# Items from a data source:

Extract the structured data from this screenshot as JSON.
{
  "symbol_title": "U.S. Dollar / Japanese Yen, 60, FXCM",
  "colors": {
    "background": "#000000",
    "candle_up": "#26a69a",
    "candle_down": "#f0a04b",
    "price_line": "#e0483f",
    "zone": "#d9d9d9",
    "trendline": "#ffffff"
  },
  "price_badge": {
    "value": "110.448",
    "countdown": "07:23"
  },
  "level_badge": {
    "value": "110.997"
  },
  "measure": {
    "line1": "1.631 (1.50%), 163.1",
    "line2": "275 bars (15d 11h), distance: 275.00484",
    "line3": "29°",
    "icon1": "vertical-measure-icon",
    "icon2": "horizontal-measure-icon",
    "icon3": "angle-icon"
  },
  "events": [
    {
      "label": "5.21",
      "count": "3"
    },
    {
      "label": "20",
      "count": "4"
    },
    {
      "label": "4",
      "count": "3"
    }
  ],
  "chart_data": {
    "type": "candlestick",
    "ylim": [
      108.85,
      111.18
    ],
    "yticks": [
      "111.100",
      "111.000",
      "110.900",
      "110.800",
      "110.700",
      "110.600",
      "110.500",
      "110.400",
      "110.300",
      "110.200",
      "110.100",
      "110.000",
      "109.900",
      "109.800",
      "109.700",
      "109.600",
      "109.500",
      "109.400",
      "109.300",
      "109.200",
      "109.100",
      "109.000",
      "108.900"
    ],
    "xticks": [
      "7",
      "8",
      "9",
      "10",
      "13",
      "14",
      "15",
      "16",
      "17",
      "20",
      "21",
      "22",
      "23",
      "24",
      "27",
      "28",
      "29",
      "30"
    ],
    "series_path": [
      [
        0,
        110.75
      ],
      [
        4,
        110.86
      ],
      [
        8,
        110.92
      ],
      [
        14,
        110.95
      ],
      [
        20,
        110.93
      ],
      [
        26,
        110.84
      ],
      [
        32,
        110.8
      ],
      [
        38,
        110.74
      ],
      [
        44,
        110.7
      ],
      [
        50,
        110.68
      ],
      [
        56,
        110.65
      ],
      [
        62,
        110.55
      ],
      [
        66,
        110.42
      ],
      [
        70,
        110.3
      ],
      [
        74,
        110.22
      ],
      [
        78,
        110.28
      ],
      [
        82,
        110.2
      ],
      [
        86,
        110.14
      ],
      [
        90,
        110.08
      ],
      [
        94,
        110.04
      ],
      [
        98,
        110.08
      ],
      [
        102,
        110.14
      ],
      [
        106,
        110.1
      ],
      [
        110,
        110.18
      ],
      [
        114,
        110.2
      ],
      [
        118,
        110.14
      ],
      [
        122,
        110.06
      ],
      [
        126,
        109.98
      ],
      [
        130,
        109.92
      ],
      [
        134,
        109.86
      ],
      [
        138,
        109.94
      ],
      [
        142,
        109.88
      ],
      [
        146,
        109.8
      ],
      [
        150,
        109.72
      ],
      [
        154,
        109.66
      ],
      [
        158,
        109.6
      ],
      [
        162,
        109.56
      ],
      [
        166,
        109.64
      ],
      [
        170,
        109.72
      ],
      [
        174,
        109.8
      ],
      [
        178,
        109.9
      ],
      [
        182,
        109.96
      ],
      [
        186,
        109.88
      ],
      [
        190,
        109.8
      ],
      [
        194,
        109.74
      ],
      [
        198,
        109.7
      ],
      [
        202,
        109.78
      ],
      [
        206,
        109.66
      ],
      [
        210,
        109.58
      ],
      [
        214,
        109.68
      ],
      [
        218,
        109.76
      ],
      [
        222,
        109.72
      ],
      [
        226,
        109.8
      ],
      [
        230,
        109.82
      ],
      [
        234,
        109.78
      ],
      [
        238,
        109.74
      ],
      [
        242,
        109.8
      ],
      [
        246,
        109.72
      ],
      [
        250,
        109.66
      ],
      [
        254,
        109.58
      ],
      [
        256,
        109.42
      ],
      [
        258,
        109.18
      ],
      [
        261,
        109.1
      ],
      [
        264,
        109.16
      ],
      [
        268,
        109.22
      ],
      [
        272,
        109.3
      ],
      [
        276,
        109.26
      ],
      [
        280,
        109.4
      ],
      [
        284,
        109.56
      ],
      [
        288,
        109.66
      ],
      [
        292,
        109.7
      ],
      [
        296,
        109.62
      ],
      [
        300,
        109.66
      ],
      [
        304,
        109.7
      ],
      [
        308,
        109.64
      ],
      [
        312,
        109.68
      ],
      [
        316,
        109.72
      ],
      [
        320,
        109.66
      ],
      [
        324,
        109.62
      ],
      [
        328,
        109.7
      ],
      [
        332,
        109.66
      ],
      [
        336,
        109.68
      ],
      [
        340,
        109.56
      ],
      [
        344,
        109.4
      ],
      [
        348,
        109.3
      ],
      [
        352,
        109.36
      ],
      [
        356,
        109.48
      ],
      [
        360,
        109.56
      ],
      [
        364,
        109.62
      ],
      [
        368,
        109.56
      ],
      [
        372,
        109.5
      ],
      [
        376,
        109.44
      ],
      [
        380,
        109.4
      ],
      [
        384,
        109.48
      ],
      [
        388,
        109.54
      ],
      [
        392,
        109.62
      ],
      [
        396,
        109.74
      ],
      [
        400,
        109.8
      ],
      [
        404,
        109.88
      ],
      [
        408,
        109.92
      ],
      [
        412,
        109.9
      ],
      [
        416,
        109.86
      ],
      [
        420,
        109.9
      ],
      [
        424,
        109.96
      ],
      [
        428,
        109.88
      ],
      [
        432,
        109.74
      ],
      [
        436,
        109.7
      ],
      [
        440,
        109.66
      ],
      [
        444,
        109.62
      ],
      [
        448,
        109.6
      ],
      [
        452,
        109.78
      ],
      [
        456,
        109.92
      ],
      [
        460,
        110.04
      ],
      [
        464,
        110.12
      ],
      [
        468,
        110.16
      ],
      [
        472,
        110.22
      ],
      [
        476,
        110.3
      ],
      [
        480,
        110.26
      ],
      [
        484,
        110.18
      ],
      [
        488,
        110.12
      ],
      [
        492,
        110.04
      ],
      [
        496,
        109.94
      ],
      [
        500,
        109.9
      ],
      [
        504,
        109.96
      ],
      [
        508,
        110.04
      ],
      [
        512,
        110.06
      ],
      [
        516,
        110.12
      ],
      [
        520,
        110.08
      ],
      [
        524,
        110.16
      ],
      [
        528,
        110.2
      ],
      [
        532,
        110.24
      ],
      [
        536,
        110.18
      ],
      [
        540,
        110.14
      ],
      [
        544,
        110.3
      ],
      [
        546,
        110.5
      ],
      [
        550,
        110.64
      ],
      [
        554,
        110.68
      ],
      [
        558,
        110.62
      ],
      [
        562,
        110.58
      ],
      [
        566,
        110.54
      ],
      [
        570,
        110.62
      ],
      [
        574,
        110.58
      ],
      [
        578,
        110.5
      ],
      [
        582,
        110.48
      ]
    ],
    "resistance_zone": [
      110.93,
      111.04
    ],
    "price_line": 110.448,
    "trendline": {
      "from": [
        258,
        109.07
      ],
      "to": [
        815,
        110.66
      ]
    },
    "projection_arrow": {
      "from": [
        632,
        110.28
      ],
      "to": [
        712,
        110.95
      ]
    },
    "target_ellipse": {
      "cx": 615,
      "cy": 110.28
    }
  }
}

# Written problem:
Pick out every line above that contains the word "measure" and copy it.

# Expected output:
  "measure": {
    "icon1": "vertical-measure-icon",
    "icon2": "horizontal-measure-icon",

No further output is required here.